Entries with figure data:
-- START --
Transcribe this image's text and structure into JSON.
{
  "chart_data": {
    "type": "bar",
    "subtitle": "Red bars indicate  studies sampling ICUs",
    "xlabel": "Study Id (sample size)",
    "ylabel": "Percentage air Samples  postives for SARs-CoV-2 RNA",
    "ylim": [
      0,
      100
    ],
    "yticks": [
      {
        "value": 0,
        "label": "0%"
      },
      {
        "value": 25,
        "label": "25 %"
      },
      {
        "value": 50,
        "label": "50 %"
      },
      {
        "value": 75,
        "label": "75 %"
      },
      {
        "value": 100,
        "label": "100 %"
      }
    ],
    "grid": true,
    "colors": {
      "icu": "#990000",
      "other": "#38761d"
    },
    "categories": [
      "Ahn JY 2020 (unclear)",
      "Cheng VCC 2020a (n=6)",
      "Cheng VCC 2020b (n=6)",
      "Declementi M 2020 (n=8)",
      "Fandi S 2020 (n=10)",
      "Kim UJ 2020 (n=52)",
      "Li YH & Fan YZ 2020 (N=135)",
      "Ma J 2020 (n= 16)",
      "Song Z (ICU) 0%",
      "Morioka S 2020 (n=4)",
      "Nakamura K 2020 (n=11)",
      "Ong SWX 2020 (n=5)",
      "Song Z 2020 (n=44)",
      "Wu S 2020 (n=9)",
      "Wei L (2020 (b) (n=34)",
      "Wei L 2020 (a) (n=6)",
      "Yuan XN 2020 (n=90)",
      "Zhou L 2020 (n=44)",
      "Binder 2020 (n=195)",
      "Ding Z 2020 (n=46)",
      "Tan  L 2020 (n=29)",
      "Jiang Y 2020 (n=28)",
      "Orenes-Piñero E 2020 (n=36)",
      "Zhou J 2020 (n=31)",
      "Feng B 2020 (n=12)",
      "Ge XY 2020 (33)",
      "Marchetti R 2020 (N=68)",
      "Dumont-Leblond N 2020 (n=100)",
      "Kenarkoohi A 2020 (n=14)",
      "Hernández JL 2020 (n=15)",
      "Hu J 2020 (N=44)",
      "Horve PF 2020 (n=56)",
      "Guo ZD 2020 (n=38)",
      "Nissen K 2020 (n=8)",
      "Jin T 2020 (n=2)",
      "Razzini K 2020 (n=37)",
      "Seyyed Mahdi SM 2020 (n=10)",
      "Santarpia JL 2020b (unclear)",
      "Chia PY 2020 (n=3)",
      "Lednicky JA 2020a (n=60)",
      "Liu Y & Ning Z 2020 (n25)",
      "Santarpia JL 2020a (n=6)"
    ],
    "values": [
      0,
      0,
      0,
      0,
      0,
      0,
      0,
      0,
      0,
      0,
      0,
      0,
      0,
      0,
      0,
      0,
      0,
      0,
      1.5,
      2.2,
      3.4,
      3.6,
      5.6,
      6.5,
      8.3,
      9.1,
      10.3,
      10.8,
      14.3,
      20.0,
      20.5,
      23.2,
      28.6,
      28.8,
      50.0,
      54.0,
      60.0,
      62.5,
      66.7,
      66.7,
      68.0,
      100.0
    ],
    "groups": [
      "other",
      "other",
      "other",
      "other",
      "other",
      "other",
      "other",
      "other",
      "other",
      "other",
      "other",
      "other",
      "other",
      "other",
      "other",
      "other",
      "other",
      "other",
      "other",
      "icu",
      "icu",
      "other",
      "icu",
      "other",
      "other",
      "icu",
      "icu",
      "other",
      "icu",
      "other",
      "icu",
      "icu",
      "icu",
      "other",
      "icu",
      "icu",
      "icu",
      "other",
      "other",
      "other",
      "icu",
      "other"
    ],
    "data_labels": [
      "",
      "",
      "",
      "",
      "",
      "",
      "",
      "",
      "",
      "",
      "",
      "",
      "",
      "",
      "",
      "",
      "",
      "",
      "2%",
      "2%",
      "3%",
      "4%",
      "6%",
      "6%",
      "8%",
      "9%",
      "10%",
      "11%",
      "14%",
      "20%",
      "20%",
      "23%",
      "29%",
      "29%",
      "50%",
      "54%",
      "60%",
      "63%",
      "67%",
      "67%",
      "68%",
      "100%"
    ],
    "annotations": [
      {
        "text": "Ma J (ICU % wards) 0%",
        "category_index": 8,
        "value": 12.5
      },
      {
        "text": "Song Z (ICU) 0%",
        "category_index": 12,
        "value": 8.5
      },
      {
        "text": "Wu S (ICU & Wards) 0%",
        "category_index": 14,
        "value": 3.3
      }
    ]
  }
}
-- END --
**INSTRUCTION**
Please reproduce every line of the material word for word.

**WORKED SOLUTION**
Transcribe this image's text and structure into JSON.
{
  "chart_data": {
    "type": "bar",
    "subtitle": "Red bars indicate  studies sampling ICUs",
    "xlabel": "Study Id (sample size)",
    "ylabel": "Percentage air Samples  postives for SARs-CoV-2 RNA",
    "ylim": [
      0,
      100
    ],
    "yticks": [
      {
        "value": 0,
        "label": "0%"
      },
      {
        "value": 25,
        "label": "25 %"
      },
      {
        "value": 50,
        "label": "50 %"
      },
      {
        "value": 75,
        "label": "75 %"
      },
      {
        "value": 100,
        "label": "100 %"
      }
    ],
    "grid": true,
    "colors": {
      "icu": "#990000",
      "other": "#38761d"
    },
    "categories": [
      "Ahn JY 2020 (unclear)",
      "Cheng VCC 2020a (n=6)",
      "Cheng VCC 2020b (n=6)",
      "Declementi M 2020 (n=8)",
      "Fandi S 2020 (n=10)",
      "Kim UJ 2020 (n=52)",
      "Li YH & Fan YZ 2020 (N=135)",
      "Ma J 2020 (n= 16)",
      "Song Z (ICU) 0%",
      "Morioka S 2020 (n=4)",
      "Nakamura K 2020 (n=11)",
      "Ong SWX 2020 (n=5)",
      "Song Z 2020 (n=44)",
      "Wu S 2020 (n=9)",
      "Wei L (2020 (b) (n=34)",
      "Wei L 2020 (a) (n=6)",
      "Yuan XN 2020 (n=90)",
      "Zhou L 2020 (n=44)",
      "Binder 2020 (n=195)",
      "Ding Z 2020 (n=46)",
      "Tan  L 2020 (n=29)",
      "Jiang Y 2020 (n=28)",
      "Orenes-Piñero E 2020 (n=36)",
      "Zhou J 2020 (n=31)",
      "Feng B 2020 (n=12)",
      "Ge XY 2020 (33)",
      "Marchetti R 2020 (N=68)",
      "Dumont-Leblond N 2020 (n=100)",
      "Kenarkoohi A 2020 (n=14)",
      "Hernández JL 2020 (n=15)",
      "Hu J 2020 (N=44)",
      "Horve PF 2020 (n=56)",
      "Guo ZD 2020 (n=38)",
      "Nissen K 2020 (n=8)",
      "Jin T 2020 (n=2)",
      "Razzini K 2020 (n=37)",
      "Seyyed Mahdi SM 2020 (n=10)",
      "Santarpia JL 2020b (unclear)",
      "Chia PY 2020 (n=3)",
      "Lednicky JA 2020a (n=60)",
      "Liu Y & Ning Z 2020 (n25)",
      "Santarpia JL 2020a (n=6)"
    ],
    "values": [
      0,
      0,
      0,
      0,
      0,
      0,
      0,
      0,
      0,
      0,
      0,
      0,
      0,
      0,
      0,
      0,
      0,
      0,
      1.5,
      2.2,
      3.4,
      3.6,
      5.6,
      6.5,
      8.3,
      9.1,
      10.3,
      10.8,
      14.3,
      20.0,
      20.5,
      23.2,
      28.6,
      28.8,
      50.0,
      54.0,
      60.0,
      62.5,
      66.7,
      66.7,
      68.0,
      100.0
    ],
    "groups": [
      "other",
      "other",
      "other",
      "other",
      "other",
      "other",
      "other",
      "other",
      "other",
      "other",
      "other",
      "other",
      "other",
      "other",
      "other",
      "other",
      "other",
      "other",
      "other",
      "icu",
      "icu",
      "other",
      "icu",
      "other",
      "other",
      "icu",
      "icu",
      "other",
      "icu",
      "other",
      "icu",
      "icu",
      "icu",
      "other",
      "icu",
      "icu",
      "icu",
      "other",
      "other",
      "other",
      "icu",
      "other"
    ],
    "data_labels": [
      "",
      "",
      "",
      "",
      "",
      "",
      "",
      "",
      "",
      "",
      "",
      "",
      "",
      "",
      "",
      "",
      "",
      "",
      "2%",
      "2%",
      "3%",
      "4%",
      "6%",
      "6%",
      "8%",
      "9%",
      "10%",
      "11%",
      "14%",
      "20%",
      "20%",
      "23%",
      "29%",
      "29%",
      "50%",
      "54%",
      "60%",
      "63%",
      "67%",
      "67%",
      "68%",
      "100%"
    ],
    "annotations": [
      {
        "text": "Ma J (ICU % wards) 0%",
        "category_index": 8,
        "value": 12.5
      },
      {
        "text": "Song Z (ICU) 0%",
        "category_index": 12,
        "value": 8.5
      },
      {
        "text": "Wu S (ICU & Wards) 0%",
        "category_index": 14,
        "value": 3.3
      }
    ]
  }
}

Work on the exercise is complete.